> **Document excerpt**:
— start —

Last, anatomy, which also contributes to the line-condfidence equation. I've seen manga where the perfectly-round face shape works, but it doesn't quite work for me in MacPherson's, because it's not quite perfectly round, either. The curve arcs inward, pushing the side of Let's jawbone in unnaturally, so her chin gives the impression of being a little too far to the side, a little bit off the middle. Note the jawlines on both of them Number 18's jaw has a small but definite upward angle defining the jawbone *before* the ear. Let's jaw sort of vaguely curves up, and the jawbone is showing as *behind* the ear. That reads wrongly and makes the head appear weirdly pulled-back and slightly misshapen. If you look at Number 18, yes her head *is* weirdly misshapen off of what we think of as human, but all the bits fit together correctly and give it an internal consistency that Let lacks.

— end —

[Spatial annotation records]

— start —

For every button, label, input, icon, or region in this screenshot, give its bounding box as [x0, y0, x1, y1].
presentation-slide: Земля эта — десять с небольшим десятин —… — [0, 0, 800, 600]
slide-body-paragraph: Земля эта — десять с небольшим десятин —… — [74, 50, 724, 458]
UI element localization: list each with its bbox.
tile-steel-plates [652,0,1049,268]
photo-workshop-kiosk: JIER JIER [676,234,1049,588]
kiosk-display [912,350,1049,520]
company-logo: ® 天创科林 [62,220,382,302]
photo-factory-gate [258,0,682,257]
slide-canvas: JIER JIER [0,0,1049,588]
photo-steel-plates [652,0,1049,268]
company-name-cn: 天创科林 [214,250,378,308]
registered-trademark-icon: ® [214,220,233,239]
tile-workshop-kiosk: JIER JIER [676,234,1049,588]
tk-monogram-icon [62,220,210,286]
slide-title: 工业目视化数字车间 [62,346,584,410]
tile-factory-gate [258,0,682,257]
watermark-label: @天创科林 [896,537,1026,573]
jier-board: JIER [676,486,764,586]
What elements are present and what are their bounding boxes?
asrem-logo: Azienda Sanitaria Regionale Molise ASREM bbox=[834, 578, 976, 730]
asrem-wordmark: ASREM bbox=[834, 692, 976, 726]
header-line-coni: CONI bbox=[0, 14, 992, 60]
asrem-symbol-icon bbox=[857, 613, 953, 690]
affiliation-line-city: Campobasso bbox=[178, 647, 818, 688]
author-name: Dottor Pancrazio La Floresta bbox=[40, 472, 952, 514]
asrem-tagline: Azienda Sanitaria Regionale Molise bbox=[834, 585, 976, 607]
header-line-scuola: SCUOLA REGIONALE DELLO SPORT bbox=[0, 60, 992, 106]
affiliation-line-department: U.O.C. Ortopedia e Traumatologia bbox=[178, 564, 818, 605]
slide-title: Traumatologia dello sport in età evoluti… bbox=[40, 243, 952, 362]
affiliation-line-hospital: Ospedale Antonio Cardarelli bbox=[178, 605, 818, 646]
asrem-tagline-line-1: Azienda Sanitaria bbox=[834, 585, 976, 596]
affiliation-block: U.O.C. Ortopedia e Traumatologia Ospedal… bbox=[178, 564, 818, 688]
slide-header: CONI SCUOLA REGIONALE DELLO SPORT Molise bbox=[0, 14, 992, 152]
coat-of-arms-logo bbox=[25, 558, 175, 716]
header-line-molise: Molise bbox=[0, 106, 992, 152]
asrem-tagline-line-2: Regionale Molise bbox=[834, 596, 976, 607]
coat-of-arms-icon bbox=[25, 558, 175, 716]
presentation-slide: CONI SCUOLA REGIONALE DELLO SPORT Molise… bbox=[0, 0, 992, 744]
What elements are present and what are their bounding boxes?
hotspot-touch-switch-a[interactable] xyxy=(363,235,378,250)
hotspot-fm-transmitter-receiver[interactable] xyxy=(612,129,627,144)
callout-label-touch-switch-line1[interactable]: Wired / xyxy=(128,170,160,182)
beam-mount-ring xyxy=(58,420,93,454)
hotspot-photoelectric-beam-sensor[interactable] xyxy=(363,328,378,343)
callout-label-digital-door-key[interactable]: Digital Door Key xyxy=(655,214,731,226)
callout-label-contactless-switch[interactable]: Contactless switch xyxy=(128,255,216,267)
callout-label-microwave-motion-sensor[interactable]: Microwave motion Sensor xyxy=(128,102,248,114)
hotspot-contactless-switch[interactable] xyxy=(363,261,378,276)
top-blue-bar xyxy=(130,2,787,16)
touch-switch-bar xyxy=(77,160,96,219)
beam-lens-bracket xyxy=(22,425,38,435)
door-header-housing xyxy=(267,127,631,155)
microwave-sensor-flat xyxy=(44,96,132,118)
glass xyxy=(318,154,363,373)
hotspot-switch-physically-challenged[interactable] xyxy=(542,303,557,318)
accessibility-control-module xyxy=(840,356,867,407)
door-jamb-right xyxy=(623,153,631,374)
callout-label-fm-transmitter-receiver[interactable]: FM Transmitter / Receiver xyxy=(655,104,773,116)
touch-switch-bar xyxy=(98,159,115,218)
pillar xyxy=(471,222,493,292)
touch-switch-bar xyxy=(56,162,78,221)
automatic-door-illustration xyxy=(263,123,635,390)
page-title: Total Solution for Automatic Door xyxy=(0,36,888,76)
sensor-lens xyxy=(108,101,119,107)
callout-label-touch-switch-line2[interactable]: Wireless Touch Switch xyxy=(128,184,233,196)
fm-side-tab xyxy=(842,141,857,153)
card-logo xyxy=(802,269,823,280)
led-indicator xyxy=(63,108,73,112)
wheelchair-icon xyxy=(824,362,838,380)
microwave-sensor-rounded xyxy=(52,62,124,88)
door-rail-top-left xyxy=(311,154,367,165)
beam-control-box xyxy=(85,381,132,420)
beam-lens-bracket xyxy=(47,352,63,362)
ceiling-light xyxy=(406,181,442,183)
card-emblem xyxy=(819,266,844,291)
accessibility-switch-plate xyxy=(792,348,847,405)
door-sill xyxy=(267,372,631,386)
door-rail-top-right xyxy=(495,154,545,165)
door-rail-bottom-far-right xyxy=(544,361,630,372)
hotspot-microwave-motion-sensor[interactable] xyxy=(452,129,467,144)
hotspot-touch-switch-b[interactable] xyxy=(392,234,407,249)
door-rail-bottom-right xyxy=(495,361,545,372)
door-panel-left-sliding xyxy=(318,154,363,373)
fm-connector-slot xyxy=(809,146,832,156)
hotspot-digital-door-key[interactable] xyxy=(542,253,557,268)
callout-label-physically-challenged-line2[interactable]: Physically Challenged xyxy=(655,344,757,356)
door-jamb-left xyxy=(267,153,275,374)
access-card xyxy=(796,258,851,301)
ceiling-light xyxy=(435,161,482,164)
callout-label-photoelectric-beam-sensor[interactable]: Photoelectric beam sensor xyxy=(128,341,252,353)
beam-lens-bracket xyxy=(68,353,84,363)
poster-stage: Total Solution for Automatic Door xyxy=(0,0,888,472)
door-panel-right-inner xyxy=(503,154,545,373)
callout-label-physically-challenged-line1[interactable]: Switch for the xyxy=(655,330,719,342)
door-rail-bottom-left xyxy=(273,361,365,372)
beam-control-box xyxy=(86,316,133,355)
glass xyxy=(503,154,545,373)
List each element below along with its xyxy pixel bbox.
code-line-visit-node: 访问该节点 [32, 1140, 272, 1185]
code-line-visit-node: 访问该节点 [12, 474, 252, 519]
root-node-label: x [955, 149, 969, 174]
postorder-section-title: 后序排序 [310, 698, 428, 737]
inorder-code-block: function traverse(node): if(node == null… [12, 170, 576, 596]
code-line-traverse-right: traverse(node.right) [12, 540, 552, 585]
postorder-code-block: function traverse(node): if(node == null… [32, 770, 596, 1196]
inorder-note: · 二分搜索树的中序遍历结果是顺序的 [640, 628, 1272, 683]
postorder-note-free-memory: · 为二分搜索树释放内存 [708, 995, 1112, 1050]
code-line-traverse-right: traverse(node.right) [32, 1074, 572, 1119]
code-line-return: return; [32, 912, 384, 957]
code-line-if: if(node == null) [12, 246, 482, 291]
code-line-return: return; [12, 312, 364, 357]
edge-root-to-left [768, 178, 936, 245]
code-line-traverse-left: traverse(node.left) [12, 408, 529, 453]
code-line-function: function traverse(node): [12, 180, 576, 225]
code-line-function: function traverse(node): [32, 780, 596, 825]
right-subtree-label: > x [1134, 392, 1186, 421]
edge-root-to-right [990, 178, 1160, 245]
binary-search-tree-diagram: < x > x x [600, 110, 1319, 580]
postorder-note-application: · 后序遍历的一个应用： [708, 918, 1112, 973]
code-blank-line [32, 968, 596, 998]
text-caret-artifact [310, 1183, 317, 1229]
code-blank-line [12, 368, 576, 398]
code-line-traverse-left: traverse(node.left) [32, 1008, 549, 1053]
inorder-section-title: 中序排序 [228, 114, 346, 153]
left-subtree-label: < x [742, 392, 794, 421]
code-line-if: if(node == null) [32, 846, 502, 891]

— end —

> **Set problem 1**: In the drawing critique, where does Let's jawbone show in relation to the ear?
> **Set problem 2**: Translate this sentence from the drawing critique into Spanish: "That reads wrongly and makes the head appear weirdly pulled-back and slightly misshapen."
> **Set problem 3**: Repeat the part of the drawing critique that begins at the words "Last, anatomy, which" and stops after "that Let lacks.".

> **Problem solution 1**: Behind the ear.

> **Problem solution 2**: Eso se lee de forma incorrecta y hace que la cabeza parezca extrañamente echada hacia atrás y ligeramente deforme.

> **Problem solution 3**:
Last, anatomy, which also contributes to the line-condfidence equation. I've seen manga where the perfectly-round face shape works, but it doesn't quite work for me in MacPherson's, because it's not quite perfectly round, either. The curve arcs inward, pushing the side of Let's jawbone in unnaturally, so her chin gives the impression of being a little too far to the side, a little bit off the middle. Note the jawlines on both of them Number 18's jaw has a small but definite upward angle defining the jawbone *before* the ear. Let's jaw sort of vaguely curves up, and the jawbone is showing as *behind* the ear. That reads wrongly and makes the head appear weirdly pulled-back and slightly misshapen. If you look at Number 18, yes her head *is* weirdly misshapen off of what we think of as human, but all the bits fit together correctly and give it an internal consistency that Let lacks.